--- Begin ---

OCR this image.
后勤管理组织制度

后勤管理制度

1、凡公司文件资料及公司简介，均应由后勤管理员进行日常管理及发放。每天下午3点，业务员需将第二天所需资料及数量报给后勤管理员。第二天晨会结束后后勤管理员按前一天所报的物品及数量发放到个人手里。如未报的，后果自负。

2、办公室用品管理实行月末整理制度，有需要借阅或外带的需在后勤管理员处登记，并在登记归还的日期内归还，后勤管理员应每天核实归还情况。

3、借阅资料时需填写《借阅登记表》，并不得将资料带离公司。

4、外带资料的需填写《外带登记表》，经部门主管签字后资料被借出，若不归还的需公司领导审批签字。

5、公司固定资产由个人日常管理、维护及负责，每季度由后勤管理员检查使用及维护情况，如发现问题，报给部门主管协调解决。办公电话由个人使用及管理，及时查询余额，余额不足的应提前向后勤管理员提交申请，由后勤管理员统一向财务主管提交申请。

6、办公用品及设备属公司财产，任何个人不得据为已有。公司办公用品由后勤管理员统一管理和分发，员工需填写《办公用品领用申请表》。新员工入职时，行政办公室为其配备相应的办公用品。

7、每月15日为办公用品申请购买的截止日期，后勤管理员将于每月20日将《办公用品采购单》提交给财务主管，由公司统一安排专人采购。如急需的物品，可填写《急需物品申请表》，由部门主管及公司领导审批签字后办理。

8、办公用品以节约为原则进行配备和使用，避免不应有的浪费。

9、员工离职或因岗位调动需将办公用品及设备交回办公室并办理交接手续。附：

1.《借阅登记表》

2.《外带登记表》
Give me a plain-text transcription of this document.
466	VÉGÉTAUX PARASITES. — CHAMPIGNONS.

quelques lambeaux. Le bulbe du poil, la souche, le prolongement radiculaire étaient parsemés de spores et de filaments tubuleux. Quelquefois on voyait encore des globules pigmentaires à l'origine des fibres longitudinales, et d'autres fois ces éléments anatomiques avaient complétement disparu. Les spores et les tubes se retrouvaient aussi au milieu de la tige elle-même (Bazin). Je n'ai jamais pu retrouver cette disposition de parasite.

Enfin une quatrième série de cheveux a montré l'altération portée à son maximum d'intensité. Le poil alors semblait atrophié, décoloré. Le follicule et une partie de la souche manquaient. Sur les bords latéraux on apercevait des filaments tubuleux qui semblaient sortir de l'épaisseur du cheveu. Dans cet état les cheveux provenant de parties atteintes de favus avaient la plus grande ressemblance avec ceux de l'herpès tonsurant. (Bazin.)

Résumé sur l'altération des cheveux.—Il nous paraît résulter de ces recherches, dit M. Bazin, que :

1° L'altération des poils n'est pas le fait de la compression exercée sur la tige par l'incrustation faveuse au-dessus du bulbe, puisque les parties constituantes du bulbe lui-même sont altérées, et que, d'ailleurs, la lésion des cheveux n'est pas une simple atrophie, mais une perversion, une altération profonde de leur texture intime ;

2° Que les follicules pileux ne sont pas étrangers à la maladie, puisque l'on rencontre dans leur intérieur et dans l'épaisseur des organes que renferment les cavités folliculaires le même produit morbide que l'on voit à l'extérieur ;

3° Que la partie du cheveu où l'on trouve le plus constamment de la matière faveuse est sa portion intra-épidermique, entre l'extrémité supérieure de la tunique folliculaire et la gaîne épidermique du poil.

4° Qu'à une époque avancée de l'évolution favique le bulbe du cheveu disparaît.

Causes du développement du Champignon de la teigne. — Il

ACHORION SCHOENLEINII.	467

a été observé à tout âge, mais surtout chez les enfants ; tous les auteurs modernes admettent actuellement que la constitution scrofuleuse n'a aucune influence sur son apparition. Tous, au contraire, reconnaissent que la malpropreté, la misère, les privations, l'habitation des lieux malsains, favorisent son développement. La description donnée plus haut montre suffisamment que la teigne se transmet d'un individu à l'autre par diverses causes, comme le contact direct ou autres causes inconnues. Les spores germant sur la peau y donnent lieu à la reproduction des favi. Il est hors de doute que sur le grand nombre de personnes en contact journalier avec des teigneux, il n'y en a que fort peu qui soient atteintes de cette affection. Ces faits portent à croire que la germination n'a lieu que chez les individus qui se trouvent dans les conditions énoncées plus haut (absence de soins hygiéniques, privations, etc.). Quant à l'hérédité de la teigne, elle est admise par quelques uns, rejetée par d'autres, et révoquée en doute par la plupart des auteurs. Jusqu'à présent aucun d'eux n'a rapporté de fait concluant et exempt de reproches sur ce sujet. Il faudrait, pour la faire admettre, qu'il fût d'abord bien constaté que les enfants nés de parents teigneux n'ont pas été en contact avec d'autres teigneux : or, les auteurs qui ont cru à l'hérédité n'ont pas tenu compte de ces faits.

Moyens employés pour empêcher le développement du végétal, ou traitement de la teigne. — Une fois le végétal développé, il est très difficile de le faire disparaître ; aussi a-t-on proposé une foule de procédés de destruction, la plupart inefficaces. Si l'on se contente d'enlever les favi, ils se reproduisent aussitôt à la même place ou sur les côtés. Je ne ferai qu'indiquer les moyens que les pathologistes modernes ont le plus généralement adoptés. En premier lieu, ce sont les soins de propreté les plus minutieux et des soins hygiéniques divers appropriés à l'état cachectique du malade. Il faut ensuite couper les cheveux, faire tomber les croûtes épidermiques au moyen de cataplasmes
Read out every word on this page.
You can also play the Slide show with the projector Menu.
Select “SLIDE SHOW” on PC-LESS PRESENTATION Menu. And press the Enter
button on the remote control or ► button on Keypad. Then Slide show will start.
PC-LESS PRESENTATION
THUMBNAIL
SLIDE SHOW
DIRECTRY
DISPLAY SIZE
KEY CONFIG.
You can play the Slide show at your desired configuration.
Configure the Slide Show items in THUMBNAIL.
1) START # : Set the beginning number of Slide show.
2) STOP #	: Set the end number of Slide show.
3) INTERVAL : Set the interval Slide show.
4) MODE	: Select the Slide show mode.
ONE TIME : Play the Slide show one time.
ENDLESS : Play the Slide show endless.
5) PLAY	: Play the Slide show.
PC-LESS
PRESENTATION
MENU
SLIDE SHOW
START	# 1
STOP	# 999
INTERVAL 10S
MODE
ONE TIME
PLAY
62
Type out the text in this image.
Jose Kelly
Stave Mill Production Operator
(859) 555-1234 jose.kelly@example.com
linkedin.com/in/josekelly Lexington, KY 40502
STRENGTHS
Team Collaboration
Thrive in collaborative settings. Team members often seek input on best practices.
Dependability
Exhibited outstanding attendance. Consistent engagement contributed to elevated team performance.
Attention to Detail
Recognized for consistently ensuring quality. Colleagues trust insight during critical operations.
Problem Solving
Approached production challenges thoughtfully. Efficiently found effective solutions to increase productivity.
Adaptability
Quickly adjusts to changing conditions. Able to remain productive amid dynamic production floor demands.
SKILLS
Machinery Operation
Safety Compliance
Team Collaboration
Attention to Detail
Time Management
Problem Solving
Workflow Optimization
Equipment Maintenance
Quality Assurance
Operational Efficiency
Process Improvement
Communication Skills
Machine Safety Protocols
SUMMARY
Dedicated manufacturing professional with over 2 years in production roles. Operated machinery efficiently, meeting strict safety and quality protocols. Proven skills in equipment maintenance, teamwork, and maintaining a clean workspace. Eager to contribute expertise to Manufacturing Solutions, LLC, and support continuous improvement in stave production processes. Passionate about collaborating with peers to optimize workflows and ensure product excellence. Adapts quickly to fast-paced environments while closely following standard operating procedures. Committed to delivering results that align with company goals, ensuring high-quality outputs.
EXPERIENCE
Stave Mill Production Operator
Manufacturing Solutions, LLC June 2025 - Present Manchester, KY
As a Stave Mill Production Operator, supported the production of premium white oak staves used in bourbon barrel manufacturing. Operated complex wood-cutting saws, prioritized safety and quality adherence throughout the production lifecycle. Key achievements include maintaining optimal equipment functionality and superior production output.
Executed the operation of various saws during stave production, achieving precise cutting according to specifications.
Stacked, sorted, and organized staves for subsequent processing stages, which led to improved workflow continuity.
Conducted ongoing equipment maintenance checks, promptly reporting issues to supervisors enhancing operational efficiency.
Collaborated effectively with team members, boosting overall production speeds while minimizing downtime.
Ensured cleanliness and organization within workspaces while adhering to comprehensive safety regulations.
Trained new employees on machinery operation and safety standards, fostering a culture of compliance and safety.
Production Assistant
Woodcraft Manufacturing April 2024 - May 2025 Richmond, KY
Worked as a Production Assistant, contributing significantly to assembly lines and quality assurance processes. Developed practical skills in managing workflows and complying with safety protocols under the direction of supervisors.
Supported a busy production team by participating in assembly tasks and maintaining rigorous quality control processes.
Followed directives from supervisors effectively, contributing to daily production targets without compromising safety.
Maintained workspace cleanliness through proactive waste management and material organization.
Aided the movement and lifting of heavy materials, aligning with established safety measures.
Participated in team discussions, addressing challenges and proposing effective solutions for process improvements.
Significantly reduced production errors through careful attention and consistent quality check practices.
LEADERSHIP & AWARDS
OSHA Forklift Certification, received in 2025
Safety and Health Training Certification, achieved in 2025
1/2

--- End ---

From the data, pick out every line that includes "processes".

▶ Full answer
Dedicated manufacturing professional with over 2 years in production roles. Operated machinery efficiently, meeting strict safety and quality protocols. Proven skills in equipment maintenance, teamwork, and maintaining a clean workspace. Eager to contribute expertise to Manufacturing Solutions, LLC, and support continuous improvement in stave production processes. Passionate about collaborating with peers to optimize workflows and ensure product excellence. Adapts quickly to fast-paced environments while closely following standard operating procedures. Committed to delivering results that align with company goals, ensuring high-quality outputs.
Worked as a Production Assistant, contributing significantly to assembly lines and quality assurance processes. Developed practical skills in managing workflows and complying with safety protocols under the direction of supervisors.
Supported a busy production team by participating in assembly tasks and maintaining rigorous quality control processes.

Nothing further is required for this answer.